* [Questions to answer]
1. In the passage on Finch Therapeutics, reproduce the text between "Following massive layoffs" and "runway into 2025.", inclusive, substituting "drastic" for "severe".
2. Proceed with the article on Finch Therapeutics, writing onward from its final sentence.

* [Provided passage]
Following massive layoffs earlier in the year, Finch Therapeutics is increasingly confident the severe restructuring will allow the biotech to eke out its cash runway into 2025.
The Massachusetts-based company, which threw in the towel on a phase 3 Clostridium difficile study and laid off 95% of staff in January, has stretched its cash and is continuing to reorganize, according to a yearly earnings report for 2022.
“As part of our restructuring, we have significantly decreased costs by reducing vendor and employee expenses, extending our expected cash runway into 2025,” Finch Therapeutics CEO Mark Smith, Ph.D., said in a March 23 release.
The company is burning through its remaining cash fast, with only an estimated $43.3 million available in cash and equivalents by the end of February compared to the $71 million it entered the year with. Still, the biotech claims what's left will be enough to fund the company for another two years.
In January, Finch repaid $16.2 million to Hercules Capital, fully paying off its debt facility to the lender.
The remaining cash is expected to hold the company over through an anticipated jury trial with Ferring and its Rebiotix unit, which is slated for May 2024, according to CEO Smith. The issue centers around Rebiotix’s enema preparation product RBX2660, which Finch alleges is being developed without authorized use of its intellectual property.

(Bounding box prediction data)

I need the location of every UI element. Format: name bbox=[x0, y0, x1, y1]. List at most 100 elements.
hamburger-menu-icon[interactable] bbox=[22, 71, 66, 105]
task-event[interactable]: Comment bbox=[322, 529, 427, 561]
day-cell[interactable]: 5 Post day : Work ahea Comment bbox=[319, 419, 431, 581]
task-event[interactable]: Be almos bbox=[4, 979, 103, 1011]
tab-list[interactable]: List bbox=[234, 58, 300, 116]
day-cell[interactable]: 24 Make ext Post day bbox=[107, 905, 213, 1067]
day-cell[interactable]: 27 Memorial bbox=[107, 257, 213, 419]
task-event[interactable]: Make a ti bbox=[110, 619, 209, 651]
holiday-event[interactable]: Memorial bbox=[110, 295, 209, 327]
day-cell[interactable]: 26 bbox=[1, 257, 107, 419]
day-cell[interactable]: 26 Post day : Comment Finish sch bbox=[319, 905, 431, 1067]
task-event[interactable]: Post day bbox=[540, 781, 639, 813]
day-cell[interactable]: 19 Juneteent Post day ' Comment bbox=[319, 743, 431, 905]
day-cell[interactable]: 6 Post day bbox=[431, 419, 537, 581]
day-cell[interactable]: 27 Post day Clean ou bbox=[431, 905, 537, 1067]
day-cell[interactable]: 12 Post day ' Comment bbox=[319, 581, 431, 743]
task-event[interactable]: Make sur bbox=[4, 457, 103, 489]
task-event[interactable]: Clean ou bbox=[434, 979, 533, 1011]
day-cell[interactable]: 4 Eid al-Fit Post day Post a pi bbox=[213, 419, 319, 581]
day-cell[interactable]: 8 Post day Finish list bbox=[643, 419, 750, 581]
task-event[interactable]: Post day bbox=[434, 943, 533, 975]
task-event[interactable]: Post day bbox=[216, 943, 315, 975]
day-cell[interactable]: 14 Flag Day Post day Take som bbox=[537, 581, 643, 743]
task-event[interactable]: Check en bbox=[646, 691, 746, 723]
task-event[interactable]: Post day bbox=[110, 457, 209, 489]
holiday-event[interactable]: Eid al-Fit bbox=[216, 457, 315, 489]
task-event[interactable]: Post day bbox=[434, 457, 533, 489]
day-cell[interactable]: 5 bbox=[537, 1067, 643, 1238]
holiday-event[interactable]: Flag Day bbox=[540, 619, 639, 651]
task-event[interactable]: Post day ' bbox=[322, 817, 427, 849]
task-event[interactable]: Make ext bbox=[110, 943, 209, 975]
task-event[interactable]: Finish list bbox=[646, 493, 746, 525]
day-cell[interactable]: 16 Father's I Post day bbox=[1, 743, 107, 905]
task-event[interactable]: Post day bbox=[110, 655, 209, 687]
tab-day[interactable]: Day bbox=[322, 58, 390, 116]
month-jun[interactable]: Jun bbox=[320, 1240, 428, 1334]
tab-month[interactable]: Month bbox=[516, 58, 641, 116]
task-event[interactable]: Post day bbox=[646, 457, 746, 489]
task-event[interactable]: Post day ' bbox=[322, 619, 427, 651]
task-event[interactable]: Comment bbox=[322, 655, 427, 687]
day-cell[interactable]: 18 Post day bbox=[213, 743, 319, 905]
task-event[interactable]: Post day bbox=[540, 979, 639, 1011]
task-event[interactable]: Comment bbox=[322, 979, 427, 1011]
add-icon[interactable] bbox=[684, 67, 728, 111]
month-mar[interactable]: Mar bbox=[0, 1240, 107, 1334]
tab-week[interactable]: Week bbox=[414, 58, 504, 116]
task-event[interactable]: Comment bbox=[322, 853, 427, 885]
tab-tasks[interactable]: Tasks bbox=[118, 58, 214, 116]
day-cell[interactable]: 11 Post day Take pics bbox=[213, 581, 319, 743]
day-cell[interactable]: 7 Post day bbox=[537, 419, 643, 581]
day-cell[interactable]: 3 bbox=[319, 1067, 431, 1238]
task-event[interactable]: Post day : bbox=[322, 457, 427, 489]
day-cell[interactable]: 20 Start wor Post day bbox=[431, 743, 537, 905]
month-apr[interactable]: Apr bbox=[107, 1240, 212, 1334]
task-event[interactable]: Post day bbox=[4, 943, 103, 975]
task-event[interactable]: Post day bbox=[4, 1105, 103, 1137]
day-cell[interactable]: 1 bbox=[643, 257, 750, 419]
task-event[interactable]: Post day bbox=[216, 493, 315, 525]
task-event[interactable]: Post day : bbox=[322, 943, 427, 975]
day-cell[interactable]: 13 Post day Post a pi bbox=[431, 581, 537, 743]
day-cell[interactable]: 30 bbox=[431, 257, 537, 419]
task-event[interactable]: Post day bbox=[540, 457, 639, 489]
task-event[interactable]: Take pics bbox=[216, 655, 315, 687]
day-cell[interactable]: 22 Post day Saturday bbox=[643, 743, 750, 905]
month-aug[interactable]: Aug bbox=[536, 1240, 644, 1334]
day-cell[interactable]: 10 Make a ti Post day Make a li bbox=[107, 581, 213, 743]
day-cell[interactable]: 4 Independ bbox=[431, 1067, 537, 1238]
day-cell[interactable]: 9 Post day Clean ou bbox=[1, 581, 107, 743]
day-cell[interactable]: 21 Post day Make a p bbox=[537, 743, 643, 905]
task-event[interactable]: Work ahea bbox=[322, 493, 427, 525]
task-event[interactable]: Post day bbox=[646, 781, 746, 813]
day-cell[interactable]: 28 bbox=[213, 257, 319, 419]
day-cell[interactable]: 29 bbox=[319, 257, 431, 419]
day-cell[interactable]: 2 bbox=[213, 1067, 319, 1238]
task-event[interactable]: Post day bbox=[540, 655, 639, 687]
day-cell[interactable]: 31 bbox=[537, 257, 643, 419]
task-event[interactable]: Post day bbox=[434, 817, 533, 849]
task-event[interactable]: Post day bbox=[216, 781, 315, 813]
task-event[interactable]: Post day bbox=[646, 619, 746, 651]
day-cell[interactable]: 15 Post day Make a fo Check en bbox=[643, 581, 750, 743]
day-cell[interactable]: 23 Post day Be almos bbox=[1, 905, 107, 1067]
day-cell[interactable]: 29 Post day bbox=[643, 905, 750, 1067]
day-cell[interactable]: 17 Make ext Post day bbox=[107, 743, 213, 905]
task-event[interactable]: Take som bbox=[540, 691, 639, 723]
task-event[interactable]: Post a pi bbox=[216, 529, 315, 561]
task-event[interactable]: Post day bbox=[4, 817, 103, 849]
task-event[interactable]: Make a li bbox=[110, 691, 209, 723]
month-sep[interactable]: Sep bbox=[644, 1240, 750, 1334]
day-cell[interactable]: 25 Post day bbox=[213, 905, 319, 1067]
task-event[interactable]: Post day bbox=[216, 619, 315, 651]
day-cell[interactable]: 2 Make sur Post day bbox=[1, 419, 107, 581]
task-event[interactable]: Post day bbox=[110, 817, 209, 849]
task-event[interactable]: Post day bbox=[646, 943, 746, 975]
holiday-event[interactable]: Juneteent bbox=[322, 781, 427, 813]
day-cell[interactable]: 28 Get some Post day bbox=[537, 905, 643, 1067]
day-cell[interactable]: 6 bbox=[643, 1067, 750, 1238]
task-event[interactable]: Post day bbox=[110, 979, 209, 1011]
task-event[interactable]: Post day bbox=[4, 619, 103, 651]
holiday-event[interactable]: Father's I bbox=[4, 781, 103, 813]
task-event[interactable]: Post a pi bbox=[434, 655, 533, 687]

* [Exercise answers]
1.
Following massive layoffs earlier in the year, Finch Therapeutics is increasingly confident the drastic restructuring will allow the biotech to eke out its cash runway into 2025.

2.
The biotech has endured a rough couple of years amid concerns that its therapeutics, which are made from stool samples, could infect patients with COVID-19. Finch looked to have finally resolved the problems, allowing it to restart the phase 3 C. diff trial but ultimately resorted to discontinuing the CP101 study and laying off most of its team in the face of a frosty funding forecast and slow enrollment.
Scrapping the study ended R&D ambitions for the biotech and left a skeleton crew to focus on “realizing the value of its intellectual property estate and other assets.” The company’s list of assets include CP101, preclinical programs in ulcerative colitis, Crohn’s disease and autism spectrum disorder, and more than 70 patents.
Finch continues to seek out partnerships with research institutions for its microbiome technology, according to Smith.